» **Problem statement**
Would you transcribe the whole listing exactly, minus its pictures?
· · · ·
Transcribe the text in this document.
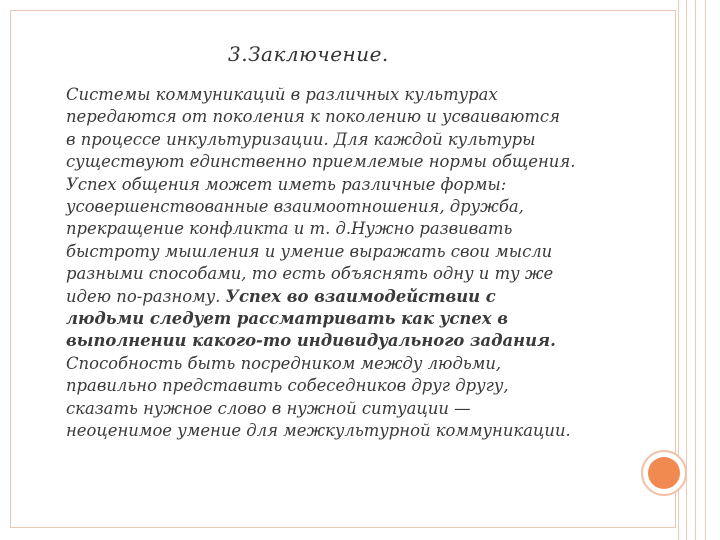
3.Заключение.
Системы коммуникаций в различных культурах
передаются от поколения к поколению и усваиваются
в процессе инкультуризации. Для каждой культуры
существуют единственно приемлемые нормы общения.
Успех общения может иметь различные формы:
усовершенствованные взаимоотношения, дружба,
прекращение конфликта и т. д.Нужно развивать
быстроту мышления и умение выражать свои мысли
разными способами, то есть объяснять одну и ту же
идею по-разному. Успех во взаимодействии с
людьми следует рассматривать как успех в
выполнении какого-то индивидуального задания.
Способность быть посредником между людьми,
правильно представить собеседников друг другу,
сказать нужное слово в нужной ситуации —
неоценимое умение для межкультурной коммуникации.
· · · ·
» **Answer to the task**
Transcribe the text in this document.
3.Заключение.
Системы коммуникаций в различных культурах
передаются от поколения к поколению и усваиваются
в процессе инкультуризации. Для каждой культуры
существуют единственно приемлемые нормы общения.
Успех общения может иметь различные формы:
усовершенствованные взаимоотношения, дружба,
прекращение конфликта и т. д.Нужно развивать
быстроту мышления и умение выражать свои мысли
разными способами, то есть объяснять одну и ту же
идею по-разному. Успех во взаимодействии с
людьми следует рассматривать как успех в
выполнении какого-то индивидуального задания.
Способность быть посредником между людьми,
правильно представить собеседников друг другу,
сказать нужное слово в нужной ситуации —
неоценимое умение для межкультурной коммуникации.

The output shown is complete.